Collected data
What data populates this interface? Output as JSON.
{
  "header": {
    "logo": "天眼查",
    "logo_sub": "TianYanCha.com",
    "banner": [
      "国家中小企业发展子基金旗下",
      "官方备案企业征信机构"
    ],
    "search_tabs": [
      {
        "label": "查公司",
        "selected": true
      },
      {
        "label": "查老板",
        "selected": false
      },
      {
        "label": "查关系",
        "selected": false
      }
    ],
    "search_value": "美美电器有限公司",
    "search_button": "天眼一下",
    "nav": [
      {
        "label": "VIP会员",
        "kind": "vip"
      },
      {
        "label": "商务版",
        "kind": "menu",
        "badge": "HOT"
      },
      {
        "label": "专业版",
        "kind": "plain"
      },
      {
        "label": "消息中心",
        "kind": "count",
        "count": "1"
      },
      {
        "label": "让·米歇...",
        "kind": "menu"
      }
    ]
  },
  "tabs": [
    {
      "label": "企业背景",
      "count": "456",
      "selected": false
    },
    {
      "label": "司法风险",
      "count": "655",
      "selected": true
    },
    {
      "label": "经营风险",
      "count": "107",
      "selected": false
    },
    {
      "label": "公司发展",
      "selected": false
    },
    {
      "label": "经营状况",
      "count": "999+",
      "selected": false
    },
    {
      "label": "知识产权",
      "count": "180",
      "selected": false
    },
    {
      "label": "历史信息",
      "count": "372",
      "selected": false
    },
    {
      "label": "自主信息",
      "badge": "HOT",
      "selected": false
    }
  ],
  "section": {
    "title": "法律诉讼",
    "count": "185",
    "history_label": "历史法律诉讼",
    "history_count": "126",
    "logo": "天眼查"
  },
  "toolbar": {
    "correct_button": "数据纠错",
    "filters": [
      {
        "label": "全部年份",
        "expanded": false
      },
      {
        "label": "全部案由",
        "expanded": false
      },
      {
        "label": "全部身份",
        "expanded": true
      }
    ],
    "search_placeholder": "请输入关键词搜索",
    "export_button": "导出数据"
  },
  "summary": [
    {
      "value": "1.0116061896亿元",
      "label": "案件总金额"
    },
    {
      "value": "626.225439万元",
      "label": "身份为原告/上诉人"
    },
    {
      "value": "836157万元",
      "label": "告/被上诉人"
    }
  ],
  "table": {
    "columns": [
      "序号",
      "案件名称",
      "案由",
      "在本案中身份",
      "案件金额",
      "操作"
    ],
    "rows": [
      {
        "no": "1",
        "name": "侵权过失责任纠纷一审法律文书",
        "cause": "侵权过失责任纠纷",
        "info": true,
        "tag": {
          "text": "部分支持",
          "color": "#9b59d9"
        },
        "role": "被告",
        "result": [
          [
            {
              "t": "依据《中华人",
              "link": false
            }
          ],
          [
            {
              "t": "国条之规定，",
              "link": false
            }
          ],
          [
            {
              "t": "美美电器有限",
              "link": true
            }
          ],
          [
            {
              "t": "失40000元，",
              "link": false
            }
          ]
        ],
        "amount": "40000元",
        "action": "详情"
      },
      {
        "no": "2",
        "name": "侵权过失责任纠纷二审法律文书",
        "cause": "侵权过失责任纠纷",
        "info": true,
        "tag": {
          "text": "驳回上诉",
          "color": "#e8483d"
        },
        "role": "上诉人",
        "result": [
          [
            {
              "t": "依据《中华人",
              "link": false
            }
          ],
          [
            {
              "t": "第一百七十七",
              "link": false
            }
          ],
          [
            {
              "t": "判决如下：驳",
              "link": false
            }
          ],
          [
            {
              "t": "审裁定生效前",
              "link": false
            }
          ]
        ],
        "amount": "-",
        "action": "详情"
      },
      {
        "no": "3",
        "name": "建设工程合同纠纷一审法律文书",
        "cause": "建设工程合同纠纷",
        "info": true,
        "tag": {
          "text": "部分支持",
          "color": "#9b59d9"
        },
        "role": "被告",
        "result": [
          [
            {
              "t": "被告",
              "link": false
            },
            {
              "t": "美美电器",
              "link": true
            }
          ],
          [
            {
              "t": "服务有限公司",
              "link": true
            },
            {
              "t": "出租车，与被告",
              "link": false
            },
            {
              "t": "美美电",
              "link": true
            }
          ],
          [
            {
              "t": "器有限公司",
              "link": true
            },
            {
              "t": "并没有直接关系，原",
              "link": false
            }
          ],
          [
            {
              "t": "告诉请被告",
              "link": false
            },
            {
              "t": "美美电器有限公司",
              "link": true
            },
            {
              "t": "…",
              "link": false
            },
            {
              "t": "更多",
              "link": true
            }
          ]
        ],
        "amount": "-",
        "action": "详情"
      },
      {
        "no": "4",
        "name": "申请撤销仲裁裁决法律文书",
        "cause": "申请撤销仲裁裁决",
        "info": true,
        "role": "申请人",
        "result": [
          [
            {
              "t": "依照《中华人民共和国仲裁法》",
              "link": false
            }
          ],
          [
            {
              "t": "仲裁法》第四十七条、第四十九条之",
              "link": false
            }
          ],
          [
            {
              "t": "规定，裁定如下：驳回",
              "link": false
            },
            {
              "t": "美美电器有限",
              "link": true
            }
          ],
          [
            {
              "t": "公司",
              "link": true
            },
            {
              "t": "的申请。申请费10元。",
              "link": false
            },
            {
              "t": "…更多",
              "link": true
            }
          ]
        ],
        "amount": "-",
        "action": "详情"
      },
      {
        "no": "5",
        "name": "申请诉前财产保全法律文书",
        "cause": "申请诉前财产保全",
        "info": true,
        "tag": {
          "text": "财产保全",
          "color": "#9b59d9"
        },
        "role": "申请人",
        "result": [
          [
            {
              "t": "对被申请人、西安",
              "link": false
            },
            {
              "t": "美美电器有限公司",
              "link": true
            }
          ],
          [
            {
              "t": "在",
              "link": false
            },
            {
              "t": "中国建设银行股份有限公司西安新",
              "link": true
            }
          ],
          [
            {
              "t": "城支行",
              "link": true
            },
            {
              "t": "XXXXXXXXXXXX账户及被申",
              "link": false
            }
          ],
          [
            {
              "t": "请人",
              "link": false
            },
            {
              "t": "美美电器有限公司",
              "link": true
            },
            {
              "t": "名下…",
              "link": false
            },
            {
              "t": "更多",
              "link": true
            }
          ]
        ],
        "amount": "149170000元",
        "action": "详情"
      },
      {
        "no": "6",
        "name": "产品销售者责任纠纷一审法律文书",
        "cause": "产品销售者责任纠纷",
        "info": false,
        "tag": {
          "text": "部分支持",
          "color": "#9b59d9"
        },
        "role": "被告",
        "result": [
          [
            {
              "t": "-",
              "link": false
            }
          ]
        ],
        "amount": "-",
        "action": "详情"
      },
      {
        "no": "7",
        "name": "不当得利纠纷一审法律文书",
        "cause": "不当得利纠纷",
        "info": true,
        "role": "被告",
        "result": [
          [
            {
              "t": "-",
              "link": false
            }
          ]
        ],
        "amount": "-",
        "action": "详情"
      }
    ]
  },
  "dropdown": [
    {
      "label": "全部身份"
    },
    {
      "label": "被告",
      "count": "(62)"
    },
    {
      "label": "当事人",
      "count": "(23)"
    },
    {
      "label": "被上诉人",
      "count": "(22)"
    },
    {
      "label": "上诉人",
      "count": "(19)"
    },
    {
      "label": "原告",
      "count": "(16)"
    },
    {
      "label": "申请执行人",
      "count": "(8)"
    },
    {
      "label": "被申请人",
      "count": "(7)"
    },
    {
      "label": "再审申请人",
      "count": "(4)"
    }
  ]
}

**YOUR OBJECTIVE**
Once more, set down the full listing, verbatim.

**FINAL RESULT**
What data populates this interface? Output as JSON.
{
  "header": {
    "logo": "天眼查",
    "logo_sub": "TianYanCha.com",
    "banner": [
      "国家中小企业发展子基金旗下",
      "官方备案企业征信机构"
    ],
    "search_tabs": [
      {
        "label": "查公司",
        "selected": true
      },
      {
        "label": "查老板",
        "selected": false
      },
      {
        "label": "查关系",
        "selected": false
      }
    ],
    "search_value": "美美电器有限公司",
    "search_button": "天眼一下",
    "nav": [
      {
        "label": "VIP会员",
        "kind": "vip"
      },
      {
        "label": "商务版",
        "kind": "menu",
        "badge": "HOT"
      },
      {
        "label": "专业版",
        "kind": "plain"
      },
      {
        "label": "消息中心",
        "kind": "count",
        "count": "1"
      },
      {
        "label": "让·米歇...",
        "kind": "menu"
      }
    ]
  },
  "tabs": [
    {
      "label": "企业背景",
      "count": "456",
      "selected": false
    },
    {
      "label": "司法风险",
      "count": "655",
      "selected": true
    },
    {
      "label": "经营风险",
      "count": "107",
      "selected": false
    },
    {
      "label": "公司发展",
      "selected": false
    },
    {
      "label": "经营状况",
      "count": "999+",
      "selected": false
    },
    {
      "label": "知识产权",
      "count": "180",
      "selected": false
    },
    {
      "label": "历史信息",
      "count": "372",
      "selected": false
    },
    {
      "label": "自主信息",
      "badge": "HOT",
      "selected": false
    }
  ],
  "section": {
    "title": "法律诉讼",
    "count": "185",
    "history_label": "历史法律诉讼",
    "history_count": "126",
    "logo": "天眼查"
  },
  "toolbar": {
    "correct_button": "数据纠错",
    "filters": [
      {
        "label": "全部年份",
        "expanded": false
      },
      {
        "label": "全部案由",
        "expanded": false
      },
      {
        "label": "全部身份",
        "expanded": true
      }
    ],
    "search_placeholder": "请输入关键词搜索",
    "export_button": "导出数据"
  },
  "summary": [
    {
      "value": "1.0116061896亿元",
      "label": "案件总金额"
    },
    {
      "value": "626.225439万元",
      "label": "身份为原告/上诉人"
    },
    {
      "value": "836157万元",
      "label": "告/被上诉人"
    }
  ],
  "table": {
    "columns": [
      "序号",
      "案件名称",
      "案由",
      "在本案中身份",
      "案件金额",
      "操作"
    ],
    "rows": [
      {
        "no": "1",
        "name": "侵权过失责任纠纷一审法律文书",
        "cause": "侵权过失责任纠纷",
        "info": true,
        "tag": {
          "text": "部分支持",
          "color": "#9b59d9"
        },
        "role": "被告",
        "result": [
          [
            {
              "t": "依据《中华人",
              "link": false
            }
          ],
          [
            {
              "t": "国条之规定，",
              "link": false
            }
          ],
          [
            {
              "t": "美美电器有限",
              "link": true
            }
          ],
          [
            {
              "t": "失40000元，",
              "link": false
            }
          ]
        ],
        "amount": "40000元",
        "action": "详情"
      },
      {
        "no": "2",
        "name": "侵权过失责任纠纷二审法律文书",
        "cause": "侵权过失责任纠纷",
        "info": true,
        "tag": {
          "text": "驳回上诉",
          "color": "#e8483d"
        },
        "role": "上诉人",
        "result": [
          [
            {
              "t": "依据《中华人",
              "link": false
            }
          ],
          [
            {
              "t": "第一百七十七",
              "link": false
            }
          ],
          [
            {
              "t": "判决如下：驳",
              "link": false
            }
          ],
          [
            {
              "t": "审裁定生效前",
              "link": false
            }
          ]
        ],
        "amount": "-",
        "action": "详情"
      },
      {
        "no": "3",
        "name": "建设工程合同纠纷一审法律文书",
        "cause": "建设工程合同纠纷",
        "info": true,
        "tag": {
          "text": "部分支持",
          "color": "#9b59d9"
        },
        "role": "被告",
        "result": [
          [
            {
              "t": "被告",
              "link": false
            },
            {
              "t": "美美电器",
              "link": true
            }
          ],
          [
            {
              "t": "服务有限公司",
              "link": true
            },
            {
              "t": "出租车，与被告",
              "link": false
            },
            {
              "t": "美美电",
              "link": true
            }
          ],
          [
            {
              "t": "器有限公司",
              "link": true
            },
            {
              "t": "并没有直接关系，原",
              "link": false
            }
          ],
          [
            {
              "t": "告诉请被告",
              "link": false
            },
            {
              "t": "美美电器有限公司",
              "link": true
            },
            {
              "t": "…",
              "link": false
            },
            {
              "t": "更多",
              "link": true
            }
          ]
        ],
        "amount": "-",
        "action": "详情"
      },
      {
        "no": "4",
        "name": "申请撤销仲裁裁决法律文书",
        "cause": "申请撤销仲裁裁决",
        "info": true,
        "role": "申请人",
        "result": [
          [
            {
              "t": "依照《中华人民共和国仲裁法》",
              "link": false
            }
          ],
          [
            {
              "t": "仲裁法》第四十七条、第四十九条之",
              "link": false
            }
          ],
          [
            {
              "t": "规定，裁定如下：驳回",
              "link": false
            },
            {
              "t": "美美电器有限",
              "link": true
            }
          ],
          [
            {
              "t": "公司",
              "link": true
            },
            {
              "t": "的申请。申请费10元。",
              "link": false
            },
            {
              "t": "…更多",
              "link": true
            }
          ]
        ],
        "amount": "-",
        "action": "详情"
      },
      {
        "no": "5",
        "name": "申请诉前财产保全法律文书",
        "cause": "申请诉前财产保全",
        "info": true,
        "tag": {
          "text": "财产保全",
          "color": "#9b59d9"
        },
        "role": "申请人",
        "result": [
          [
            {
              "t": "对被申请人、西安",
              "link": false
            },
            {
              "t": "美美电器有限公司",
              "link": true
            }
          ],
          [
            {
              "t": "在",
              "link": false
            },
            {
              "t": "中国建设银行股份有限公司西安新",
              "link": true
            }
          ],
          [
            {
              "t": "城支行",
              "link": true
            },
            {
              "t": "XXXXXXXXXXXX账户及被申",
              "link": false
            }
          ],
          [
            {
              "t": "请人",
              "link": false
            },
            {
              "t": "美美电器有限公司",
              "link": true
            },
            {
              "t": "名下…",
              "link": false
            },
            {
              "t": "更多",
              "link": true
            }
          ]
        ],
        "amount": "149170000元",
        "action": "详情"
      },
      {
        "no": "6",
        "name": "产品销售者责任纠纷一审法律文书",
        "cause": "产品销售者责任纠纷",
        "info": false,
        "tag": {
          "text": "部分支持",
          "color": "#9b59d9"
        },
        "role": "被告",
        "result": [
          [
            {
              "t": "-",
              "link": false
            }
          ]
        ],
        "amount": "-",
        "action": "详情"
      },
      {
        "no": "7",
        "name": "不当得利纠纷一审法律文书",
        "cause": "不当得利纠纷",
        "info": true,
        "role": "被告",
        "result": [
          [
            {
              "t": "-",
              "link": false
            }
          ]
        ],
        "amount": "-",
        "action": "详情"
      }
    ]
  },
  "dropdown": [
    {
      "label": "全部身份"
    },
    {
      "label": "被告",
      "count": "(62)"
    },
    {
      "label": "当事人",
      "count": "(23)"
    },
    {
      "label": "被上诉人",
      "count": "(22)"
    },
    {
      "label": "上诉人",
      "count": "(19)"
    },
    {
      "label": "原告",
      "count": "(16)"
    },
    {
      "label": "申请执行人",
      "count": "(8)"
    },
    {
      "label": "被申请人",
      "count": "(7)"
    },
    {
      "label": "再审申请人",
      "count": "(4)"
    }
  ]
}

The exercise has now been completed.